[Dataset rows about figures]
▬▬▬▬▬▬▬▬▬▬

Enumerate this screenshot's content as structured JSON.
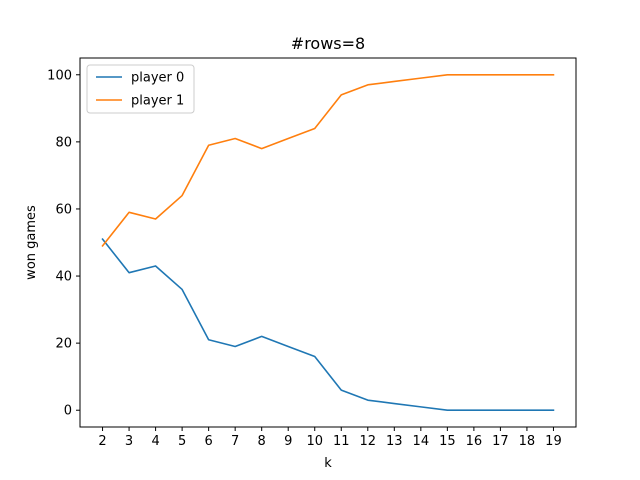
{
  "chart_data": {
    "type": "line",
    "title": "#rows=8",
    "xlabel": "k",
    "ylabel": "won games",
    "x": [
      2,
      3,
      4,
      5,
      6,
      7,
      8,
      9,
      10,
      11,
      12,
      13,
      14,
      15,
      16,
      17,
      18,
      19
    ],
    "xlim": [
      1.15,
      19.85
    ],
    "ylim": [
      -5,
      105
    ],
    "yticks": [
      0,
      20,
      40,
      60,
      80,
      100
    ],
    "grid": false,
    "legend": "top-left",
    "series": [
      {
        "name": "player 0",
        "color": "#1f77b4",
        "values": [
          51,
          41,
          43,
          36,
          21,
          19,
          22,
          19,
          16,
          6,
          3,
          2,
          1,
          0,
          0,
          0,
          0,
          0
        ]
      },
      {
        "name": "player 1",
        "color": "#ff7f0e",
        "values": [
          49,
          59,
          57,
          64,
          79,
          81,
          78,
          81,
          84,
          94,
          97,
          98,
          99,
          100,
          100,
          100,
          100,
          100
        ]
      }
    ]
  }
}
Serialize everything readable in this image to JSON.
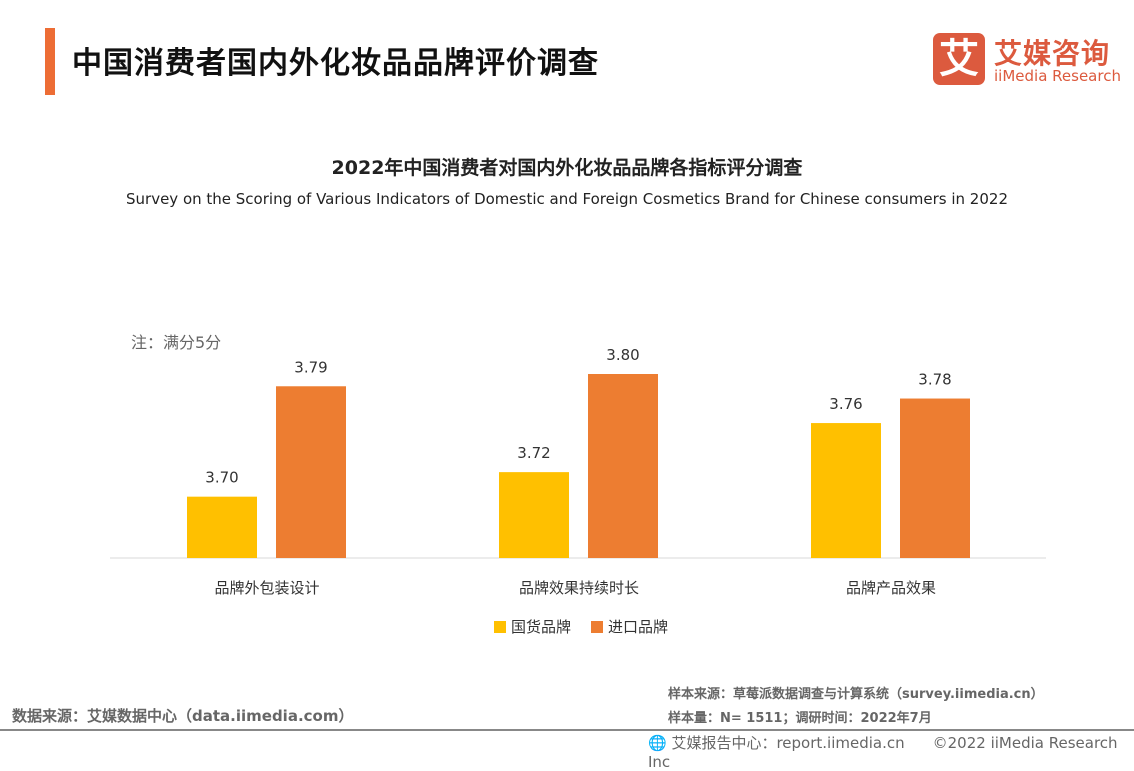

▬▬▬▬▬▬▬▬▬▬

» Problem: Copy out every line of the material above that mentions the word "this".

» Exercise result:
Enumerate this screenshot's content as structured JSON.
Serialize everything readable in this image to JSON.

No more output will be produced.